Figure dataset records
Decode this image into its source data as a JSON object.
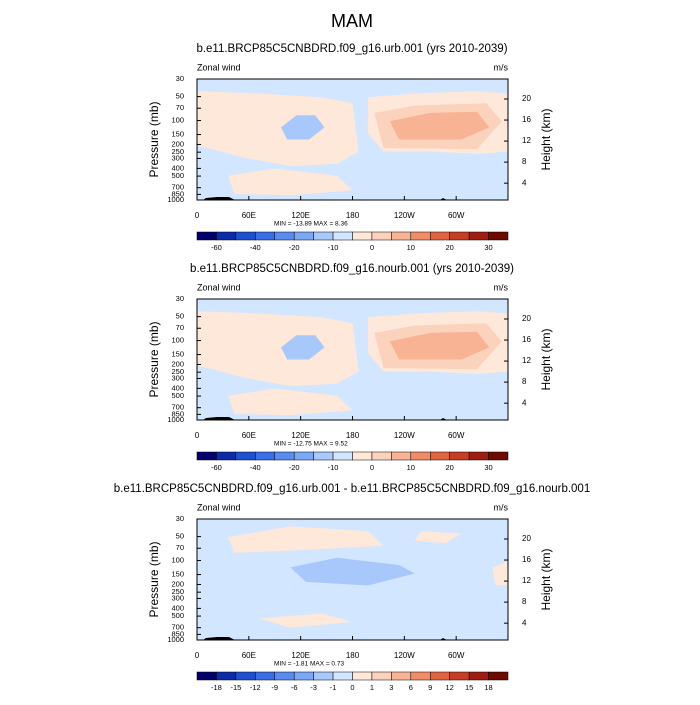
{
  "title": "MAM",
  "axes": {
    "ylim": [
      30,
      1000
    ],
    "log_y": true,
    "yticks": [
      30,
      50,
      70,
      100,
      150,
      200,
      250,
      300,
      400,
      500,
      700,
      850,
      1000
    ],
    "y2lim": [
      0.8,
      23.8
    ],
    "y2ticks": [
      4,
      8,
      12,
      16,
      20
    ],
    "xlim": [
      0,
      360
    ],
    "xticks": [
      0,
      {
        "value": 60,
        "label": "60E"
      },
      {
        "value": 120,
        "label": "120E"
      },
      180,
      {
        "value": 240,
        "label": "120W"
      },
      {
        "value": 300,
        "label": "60W"
      }
    ]
  },
  "colors": [
    "#03006e",
    "#0a2ca8",
    "#1e50d2",
    "#3a6ee8",
    "#5a8cf0",
    "#7aa8f5",
    "#a8c8fb",
    "#d2e6ff",
    "#fde8da",
    "#fbd2bc",
    "#f8b294",
    "#f08c66",
    "#e06440",
    "#c83c24",
    "#a01c10",
    "#6e0a00"
  ],
  "panels": [
    {
      "title": "b.e11.BRCP85C5CNBDRD.f09_g16.urb.001 (yrs 2010-2039)",
      "left_label": "Zonal wind",
      "right_label": "m/s",
      "ylabel": "Pressure (mb)",
      "y2label": "Height (km)",
      "stats": "MIN = -13.89  MAX =  8.36",
      "colorbar_labels": [
        -60,
        -40,
        -20,
        -10,
        0,
        10,
        20,
        30
      ]
    },
    {
      "title": "b.e11.BRCP85C5CNBDRD.f09_g16.nourb.001 (yrs 2010-2039)",
      "left_label": "Zonal wind",
      "right_label": "m/s",
      "ylabel": "Pressure (mb)",
      "y2label": "Height (km)",
      "stats": "MIN = -12.75  MAX =  9.52",
      "colorbar_labels": [
        -60,
        -40,
        -20,
        -10,
        0,
        10,
        20,
        30
      ]
    },
    {
      "title": "b.e11.BRCP85C5CNBDRD.f09_g16.urb.001 - b.e11.BRCP85C5CNBDRD.f09_g16.nourb.001",
      "left_label": "Zonal wind",
      "right_label": "m/s",
      "ylabel": "Pressure (mb)",
      "y2label": "Height (km)",
      "stats": "MIN = -1.81  MAX =  0.73",
      "colorbar_labels": [
        -18,
        -15,
        -12,
        -9,
        -6,
        -3,
        -1,
        0,
        1,
        3,
        6,
        9,
        12,
        15,
        18
      ]
    }
  ]
}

_Prompt_
All of the material above is to be copied exactly, except for its images.

_The response_
Decode this image into its source data as a JSON object.
{
  "title": "MAM",
  "axes": {
    "ylim": [
      30,
      1000
    ],
    "log_y": true,
    "yticks": [
      30,
      50,
      70,
      100,
      150,
      200,
      250,
      300,
      400,
      500,
      700,
      850,
      1000
    ],
    "y2lim": [
      0.8,
      23.8
    ],
    "y2ticks": [
      4,
      8,
      12,
      16,
      20
    ],
    "xlim": [
      0,
      360
    ],
    "xticks": [
      0,
      {
        "value": 60,
        "label": "60E"
      },
      {
        "value": 120,
        "label": "120E"
      },
      180,
      {
        "value": 240,
        "label": "120W"
      },
      {
        "value": 300,
        "label": "60W"
      }
    ]
  },
  "colors": [
    "#03006e",
    "#0a2ca8",
    "#1e50d2",
    "#3a6ee8",
    "#5a8cf0",
    "#7aa8f5",
    "#a8c8fb",
    "#d2e6ff",
    "#fde8da",
    "#fbd2bc",
    "#f8b294",
    "#f08c66",
    "#e06440",
    "#c83c24",
    "#a01c10",
    "#6e0a00"
  ],
  "panels": [
    {
      "title": "b.e11.BRCP85C5CNBDRD.f09_g16.urb.001 (yrs 2010-2039)",
      "left_label": "Zonal wind",
      "right_label": "m/s",
      "ylabel": "Pressure (mb)",
      "y2label": "Height (km)",
      "stats": "MIN = -13.89  MAX =  8.36",
      "colorbar_labels": [
        -60,
        -40,
        -20,
        -10,
        0,
        10,
        20,
        30
      ]
    },
    {
      "title": "b.e11.BRCP85C5CNBDRD.f09_g16.nourb.001 (yrs 2010-2039)",
      "left_label": "Zonal wind",
      "right_label": "m/s",
      "ylabel": "Pressure (mb)",
      "y2label": "Height (km)",
      "stats": "MIN = -12.75  MAX =  9.52",
      "colorbar_labels": [
        -60,
        -40,
        -20,
        -10,
        0,
        10,
        20,
        30
      ]
    },
    {
      "title": "b.e11.BRCP85C5CNBDRD.f09_g16.urb.001 - b.e11.BRCP85C5CNBDRD.f09_g16.nourb.001",
      "left_label": "Zonal wind",
      "right_label": "m/s",
      "ylabel": "Pressure (mb)",
      "y2label": "Height (km)",
      "stats": "MIN = -1.81  MAX =  0.73",
      "colorbar_labels": [
        -18,
        -15,
        -12,
        -9,
        -6,
        -3,
        -1,
        0,
        1,
        3,
        6,
        9,
        12,
        15,
        18
      ]
    }
  ]
}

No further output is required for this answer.